(Layout element entries)
****************
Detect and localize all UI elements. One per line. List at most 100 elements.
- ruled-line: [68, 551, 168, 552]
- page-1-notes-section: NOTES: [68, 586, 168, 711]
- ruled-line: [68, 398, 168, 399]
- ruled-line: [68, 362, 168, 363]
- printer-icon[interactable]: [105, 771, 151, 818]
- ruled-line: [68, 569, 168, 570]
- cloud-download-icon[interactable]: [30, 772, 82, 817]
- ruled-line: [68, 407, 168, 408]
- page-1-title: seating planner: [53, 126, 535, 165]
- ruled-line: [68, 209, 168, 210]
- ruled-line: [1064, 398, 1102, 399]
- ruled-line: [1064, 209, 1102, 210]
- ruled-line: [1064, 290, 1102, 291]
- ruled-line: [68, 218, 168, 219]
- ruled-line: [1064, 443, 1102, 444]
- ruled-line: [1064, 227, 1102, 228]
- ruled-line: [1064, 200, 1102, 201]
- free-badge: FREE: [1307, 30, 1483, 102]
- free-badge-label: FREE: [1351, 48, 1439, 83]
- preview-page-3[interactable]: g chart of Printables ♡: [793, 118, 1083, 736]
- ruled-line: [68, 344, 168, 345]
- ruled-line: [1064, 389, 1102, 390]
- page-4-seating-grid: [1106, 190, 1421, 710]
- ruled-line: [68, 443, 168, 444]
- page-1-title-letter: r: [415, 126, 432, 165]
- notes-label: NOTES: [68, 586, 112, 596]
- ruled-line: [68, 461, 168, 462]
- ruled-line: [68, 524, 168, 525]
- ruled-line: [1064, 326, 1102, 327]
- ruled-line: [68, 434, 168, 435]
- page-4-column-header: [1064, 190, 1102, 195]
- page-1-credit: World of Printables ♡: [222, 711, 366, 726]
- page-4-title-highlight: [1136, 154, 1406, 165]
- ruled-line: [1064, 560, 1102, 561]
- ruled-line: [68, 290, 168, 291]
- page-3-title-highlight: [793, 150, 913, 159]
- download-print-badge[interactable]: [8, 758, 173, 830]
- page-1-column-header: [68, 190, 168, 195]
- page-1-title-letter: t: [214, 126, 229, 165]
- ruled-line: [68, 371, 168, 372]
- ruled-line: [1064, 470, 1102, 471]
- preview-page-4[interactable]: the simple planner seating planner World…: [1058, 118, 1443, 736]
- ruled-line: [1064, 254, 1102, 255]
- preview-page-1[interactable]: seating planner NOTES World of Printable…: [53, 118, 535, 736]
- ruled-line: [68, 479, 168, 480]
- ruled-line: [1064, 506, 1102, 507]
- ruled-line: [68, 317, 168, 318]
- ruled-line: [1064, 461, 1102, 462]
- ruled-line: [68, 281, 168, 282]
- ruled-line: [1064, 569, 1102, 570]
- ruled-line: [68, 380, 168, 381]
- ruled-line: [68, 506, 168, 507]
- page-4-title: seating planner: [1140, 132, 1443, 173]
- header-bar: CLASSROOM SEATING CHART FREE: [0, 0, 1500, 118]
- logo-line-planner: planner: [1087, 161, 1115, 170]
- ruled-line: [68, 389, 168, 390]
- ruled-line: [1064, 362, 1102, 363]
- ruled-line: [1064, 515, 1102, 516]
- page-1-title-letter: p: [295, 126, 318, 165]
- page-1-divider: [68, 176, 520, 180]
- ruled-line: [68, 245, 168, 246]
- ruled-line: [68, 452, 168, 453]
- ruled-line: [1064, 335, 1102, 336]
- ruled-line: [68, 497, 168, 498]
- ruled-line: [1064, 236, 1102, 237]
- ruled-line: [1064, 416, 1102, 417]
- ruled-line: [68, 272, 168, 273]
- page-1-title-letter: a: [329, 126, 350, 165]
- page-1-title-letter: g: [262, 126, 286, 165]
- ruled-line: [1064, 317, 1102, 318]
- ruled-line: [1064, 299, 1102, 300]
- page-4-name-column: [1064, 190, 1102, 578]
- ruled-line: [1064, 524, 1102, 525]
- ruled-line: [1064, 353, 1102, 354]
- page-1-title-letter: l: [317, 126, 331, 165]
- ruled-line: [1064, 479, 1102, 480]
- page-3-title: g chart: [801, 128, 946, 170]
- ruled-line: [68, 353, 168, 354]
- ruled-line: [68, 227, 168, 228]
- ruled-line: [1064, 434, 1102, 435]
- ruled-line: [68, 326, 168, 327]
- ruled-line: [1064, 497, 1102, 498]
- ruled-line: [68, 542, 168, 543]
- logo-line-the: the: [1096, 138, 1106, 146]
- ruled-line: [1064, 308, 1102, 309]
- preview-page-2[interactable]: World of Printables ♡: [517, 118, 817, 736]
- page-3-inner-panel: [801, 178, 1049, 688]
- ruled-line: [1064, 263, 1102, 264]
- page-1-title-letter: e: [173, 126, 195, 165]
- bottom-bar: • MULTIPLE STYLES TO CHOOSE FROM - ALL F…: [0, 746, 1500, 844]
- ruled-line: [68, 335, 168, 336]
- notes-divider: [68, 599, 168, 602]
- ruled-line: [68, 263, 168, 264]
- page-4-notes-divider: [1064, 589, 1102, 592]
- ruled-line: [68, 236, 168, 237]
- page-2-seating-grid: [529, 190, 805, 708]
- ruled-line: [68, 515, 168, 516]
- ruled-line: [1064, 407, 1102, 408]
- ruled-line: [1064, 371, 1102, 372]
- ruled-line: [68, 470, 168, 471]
****************
» Challenge
Render every line of the rows above as a Markdown table with the columns "No." and "Entry text", numbering the lines in order and omitting blank lines.

» Task response
| No. | Entry text |
|---|---|
| 1 | Detect and localize all UI elements. One per line. List at most 100 elements. |
| 2 | - ruled-line: [68, 551, 168, 552] |
| 3 | - page-1-notes-section: NOTES: [68, 586, 168, 711] |
| 4 | - ruled-line: [68, 398, 168, 399] |
| 5 | - ruled-line: [68, 362, 168, 363] |
| 6 | - printer-icon[interactable]: [105, 771, 151, 818] |
| 7 | - ruled-line: [68, 569, 168, 570] |
| 8 | - cloud-download-icon[interactable]: [30, 772, 82, 817] |
| 9 | - ruled-line: [68, 407, 168, 408] |
| 10 | - page-1-title: seating planner: [53, 126, 535, 165] |
| 11 | - ruled-line: [68, 209, 168, 210] |
| 12 | - ruled-line: [1064, 398, 1102, 399] |
| 13 | - ruled-line: [1064, 209, 1102, 210] |
| 14 | - ruled-line: [1064, 290, 1102, 291] |
| 15 | - ruled-line: [68, 218, 168, 219] |
| 16 | - ruled-line: [1064, 443, 1102, 444] |
| 17 | - ruled-line: [1064, 227, 1102, 228] |
| 18 | - ruled-line: [1064, 200, 1102, 201] |
| 19 | - free-badge: FREE: [1307, 30, 1483, 102] |
| 20 | - free-badge-label: FREE: [1351, 48, 1439, 83] |
| 21 | - preview-page-3[interactable]: g chart of Printables ♡: [793, 118, 1083, 736] |
| 22 | - ruled-line: [68, 344, 168, 345] |
| 23 | - ruled-line: [1064, 389, 1102, 390] |
| 24 | - page-4-seating-grid: [1106, 190, 1421, 710] |
| 25 | - ruled-line: [68, 443, 168, 444] |
| 26 | - page-1-title-letter: r: [415, 126, 432, 165] |
| 27 | - notes-label: NOTES: [68, 586, 112, 596] |
| 28 | - ruled-line: [68, 461, 168, 462] |
| 29 | - ruled-line: [68, 524, 168, 525] |
| 30 | - ruled-line: [1064, 326, 1102, 327] |
| 31 | - ruled-line: [68, 434, 168, 435] |
| 32 | - page-4-column-header: [1064, 190, 1102, 195] |
| 33 | - page-1-credit: World of Printables ♡: [222, 711, 366, 726] |
| 34 | - page-4-title-highlight: [1136, 154, 1406, 165] |
| 35 | - ruled-line: [1064, 560, 1102, 561] |
| 36 | - ruled-line: [68, 290, 168, 291] |
| 37 | - page-3-title-highlight: [793, 150, 913, 159] |
| 38 | - download-print-badge[interactable]: [8, 758, 173, 830] |
| 39 | - page-1-column-header: [68, 190, 168, 195] |
| 40 | - page-1-title-letter: t: [214, 126, 229, 165] |
| 41 | - ruled-line: [68, 371, 168, 372] |
| 42 | - ruled-line: [1064, 470, 1102, 471] |
| 43 | - preview-page-4[interactable]: the simple planner seating planner World…: [1058, 118, 1443, 736] |
| 44 | - ruled-line: [1064, 254, 1102, 255] |
| 45 | - preview-page-1[interactable]: seating planner NOTES World of Printable…: [53, 118, 535, 736] |
| 46 | - ruled-line: [68, 479, 168, 480] |
| 47 | - ruled-line: [1064, 506, 1102, 507] |
| 48 | - ruled-line: [68, 317, 168, 318] |
| 49 | - ruled-line: [1064, 461, 1102, 462] |
| 50 | - ruled-line: [68, 281, 168, 282] |
| 51 | - ruled-line: [1064, 569, 1102, 570] |
| 52 | - ruled-line: [68, 380, 168, 381] |
| 53 | - ruled-line: [68, 506, 168, 507] |
| 54 | - page-4-title: seating planner: [1140, 132, 1443, 173] |
| 55 | - header-bar: CLASSROOM SEATING CHART FREE: [0, 0, 1500, 118] |
| 56 | - logo-line-planner: planner: [1087, 161, 1115, 170] |
| 57 | - ruled-line: [68, 389, 168, 390] |
| 58 | - ruled-line: [1064, 362, 1102, 363] |
| 59 | - ruled-line: [1064, 515, 1102, 516] |
| 60 | - page-1-title-letter: p: [295, 126, 318, 165] |
| 61 | - page-1-divider: [68, 176, 520, 180] |
| 62 | - ruled-line: [68, 245, 168, 246] |
| 63 | - ruled-line: [68, 452, 168, 453] |
| 64 | - ruled-line: [1064, 335, 1102, 336] |
| 65 | - ruled-line: [68, 497, 168, 498] |
| 66 | - ruled-line: [1064, 236, 1102, 237] |
| 67 | - ruled-line: [1064, 416, 1102, 417] |
| 68 | - ruled-line: [68, 272, 168, 273] |
| 69 | - page-1-title-letter: a: [329, 126, 350, 165] |
| 70 | - page-1-title-letter: g: [262, 126, 286, 165] |
| 71 | - ruled-line: [1064, 317, 1102, 318] |
| 72 | - ruled-line: [1064, 299, 1102, 300] |
| 73 | - page-4-name-column: [1064, 190, 1102, 578] |
| 74 | - ruled-line: [1064, 524, 1102, 525] |
| 75 | - ruled-line: [1064, 353, 1102, 354] |
| 76 | - page-1-title-letter: l: [317, 126, 331, 165] |
| 77 | - ruled-line: [1064, 479, 1102, 480] |
| 78 | - page-3-title: g chart: [801, 128, 946, 170] |
| 79 | - ruled-line: [68, 353, 168, 354] |
| 80 | - ruled-line: [68, 227, 168, 228] |
| 81 | - ruled-line: [1064, 434, 1102, 435] |
| 82 | - ruled-line: [68, 326, 168, 327] |
| 83 | - ruled-line: [1064, 497, 1102, 498] |
| 84 | - ruled-line: [68, 542, 168, 543] |
| 85 | - logo-line-the: the: [1096, 138, 1106, 146] |
| 86 | - ruled-line: [1064, 308, 1102, 309] |
| 87 | - preview-page-2[interactable]: World of Printables ♡: [517, 118, 817, 736] |
| 88 | - page-3-inner-panel: [801, 178, 1049, 688] |
| 89 | - ruled-line: [1064, 263, 1102, 264] |
| 90 | - page-1-title-letter: e: [173, 126, 195, 165] |
| 91 | - bottom-bar: • MULTIPLE STYLES TO CHOOSE FROM - ALL F…: [0, 746, 1500, 844] |
| 92 | - ruled-line: [68, 335, 168, 336] |
| 93 | - notes-divider: [68, 599, 168, 602] |
| 94 | - ruled-line: [68, 263, 168, 264] |
| 95 | - page-4-notes-divider: [1064, 589, 1102, 592] |
| 96 | - ruled-line: [68, 236, 168, 237] |
| 97 | - page-2-seating-grid: [529, 190, 805, 708] |
| 98 | - ruled-line: [68, 515, 168, 516] |
| 99 | - ruled-line: [1064, 407, 1102, 408] |
| 100 | - ruled-line: [1064, 371, 1102, 372] |
| 101 | - ruled-line: [68, 470, 168, 471] |